begin
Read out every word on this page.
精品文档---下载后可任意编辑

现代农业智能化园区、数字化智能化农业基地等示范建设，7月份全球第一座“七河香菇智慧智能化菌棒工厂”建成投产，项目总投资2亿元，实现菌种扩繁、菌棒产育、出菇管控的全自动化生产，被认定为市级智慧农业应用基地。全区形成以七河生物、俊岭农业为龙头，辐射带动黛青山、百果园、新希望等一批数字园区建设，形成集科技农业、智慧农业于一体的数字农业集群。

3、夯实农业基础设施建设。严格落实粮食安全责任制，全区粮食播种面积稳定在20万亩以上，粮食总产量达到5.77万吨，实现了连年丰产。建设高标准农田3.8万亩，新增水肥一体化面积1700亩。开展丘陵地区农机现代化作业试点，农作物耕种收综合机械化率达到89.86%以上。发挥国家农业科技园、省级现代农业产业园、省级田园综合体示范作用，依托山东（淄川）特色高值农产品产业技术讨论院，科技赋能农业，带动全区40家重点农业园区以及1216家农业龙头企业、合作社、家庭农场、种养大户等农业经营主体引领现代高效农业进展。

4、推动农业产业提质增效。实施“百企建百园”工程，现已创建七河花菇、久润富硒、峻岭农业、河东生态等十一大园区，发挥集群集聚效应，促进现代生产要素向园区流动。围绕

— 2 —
end
AIM OF THE TASK:
Restate the whole listing exactly.

THE ANSWER:
Read out every word on this page.
精品文档---下载后可任意编辑

现代农业智能化园区、数字化智能化农业基地等示范建设，7月份全球第一座“七河香菇智慧智能化菌棒工厂”建成投产，项目总投资2亿元，实现菌种扩繁、菌棒产育、出菇管控的全自动化生产，被认定为市级智慧农业应用基地。全区形成以七河生物、俊岭农业为龙头，辐射带动黛青山、百果园、新希望等一批数字园区建设，形成集科技农业、智慧农业于一体的数字农业集群。

3、夯实农业基础设施建设。严格落实粮食安全责任制，全区粮食播种面积稳定在20万亩以上，粮食总产量达到5.77万吨，实现了连年丰产。建设高标准农田3.8万亩，新增水肥一体化面积1700亩。开展丘陵地区农机现代化作业试点，农作物耕种收综合机械化率达到89.86%以上。发挥国家农业科技园、省级现代农业产业园、省级田园综合体示范作用，依托山东（淄川）特色高值农产品产业技术讨论院，科技赋能农业，带动全区40家重点农业园区以及1216家农业龙头企业、合作社、家庭农场、种养大户等农业经营主体引领现代高效农业进展。

4、推动农业产业提质增效。实施“百企建百园”工程，现已创建七河花菇、久润富硒、峻岭农业、河东生态等十一大园区，发挥集群集聚效应，促进现代生产要素向园区流动。围绕

— 2 —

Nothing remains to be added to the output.